--- start RECORDED DATA ---

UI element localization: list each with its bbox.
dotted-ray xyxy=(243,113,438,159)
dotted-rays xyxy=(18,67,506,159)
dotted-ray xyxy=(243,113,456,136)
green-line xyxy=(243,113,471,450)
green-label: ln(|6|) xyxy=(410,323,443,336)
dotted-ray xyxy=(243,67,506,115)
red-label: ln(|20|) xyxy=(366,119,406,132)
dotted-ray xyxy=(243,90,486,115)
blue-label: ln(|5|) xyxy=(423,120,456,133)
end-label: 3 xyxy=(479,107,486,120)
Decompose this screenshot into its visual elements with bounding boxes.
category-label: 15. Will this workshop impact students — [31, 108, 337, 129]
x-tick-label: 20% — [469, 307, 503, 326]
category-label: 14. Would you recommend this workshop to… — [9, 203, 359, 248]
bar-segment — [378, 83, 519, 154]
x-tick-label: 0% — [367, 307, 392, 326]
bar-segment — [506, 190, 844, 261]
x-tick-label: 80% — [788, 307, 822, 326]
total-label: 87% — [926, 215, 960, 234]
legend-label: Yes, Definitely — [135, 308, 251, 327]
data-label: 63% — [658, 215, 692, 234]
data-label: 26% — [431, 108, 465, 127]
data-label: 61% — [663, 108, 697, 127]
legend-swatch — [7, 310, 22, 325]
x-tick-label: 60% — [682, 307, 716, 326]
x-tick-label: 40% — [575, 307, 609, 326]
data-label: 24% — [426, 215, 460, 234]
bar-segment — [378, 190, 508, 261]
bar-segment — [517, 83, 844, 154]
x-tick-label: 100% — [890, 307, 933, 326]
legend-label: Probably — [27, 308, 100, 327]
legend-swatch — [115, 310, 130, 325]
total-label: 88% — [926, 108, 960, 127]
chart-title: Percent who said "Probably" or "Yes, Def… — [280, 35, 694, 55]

--- end RECORDED DATA ---

→ **SET EXERCISE**
Write out all of the data again, changing every "legend-swatch" to "legend-box" and keeping everything else the same.

→ **REPLY**
UI element localization: list each with its bbox.
dotted-ray xyxy=(243,113,438,159)
dotted-rays xyxy=(18,67,506,159)
dotted-ray xyxy=(243,113,456,136)
green-line xyxy=(243,113,471,450)
green-label: ln(|6|) xyxy=(410,323,443,336)
dotted-ray xyxy=(243,67,506,115)
red-label: ln(|20|) xyxy=(366,119,406,132)
dotted-ray xyxy=(243,90,486,115)
blue-label: ln(|5|) xyxy=(423,120,456,133)
end-label: 3 xyxy=(479,107,486,120)
Decompose this screenshot into its visual elements with bounding boxes.
category-label: 15. Will this workshop impact students — [31, 108, 337, 129]
x-tick-label: 20% — [469, 307, 503, 326]
category-label: 14. Would you recommend this workshop to… — [9, 203, 359, 248]
bar-segment — [378, 83, 519, 154]
x-tick-label: 0% — [367, 307, 392, 326]
bar-segment — [506, 190, 844, 261]
x-tick-label: 80% — [788, 307, 822, 326]
total-label: 87% — [926, 215, 960, 234]
legend-label: Yes, Definitely — [135, 308, 251, 327]
data-label: 63% — [658, 215, 692, 234]
data-label: 26% — [431, 108, 465, 127]
data-label: 61% — [663, 108, 697, 127]
legend-box — [7, 310, 22, 325]
x-tick-label: 60% — [682, 307, 716, 326]
x-tick-label: 40% — [575, 307, 609, 326]
data-label: 24% — [426, 215, 460, 234]
bar-segment — [378, 190, 508, 261]
bar-segment — [517, 83, 844, 154]
x-tick-label: 100% — [890, 307, 933, 326]
legend-label: Probably — [27, 308, 100, 327]
legend-box — [115, 310, 130, 325]
total-label: 88% — [926, 108, 960, 127]
chart-title: Percent who said "Probably" or "Yes, Def… — [280, 35, 694, 55]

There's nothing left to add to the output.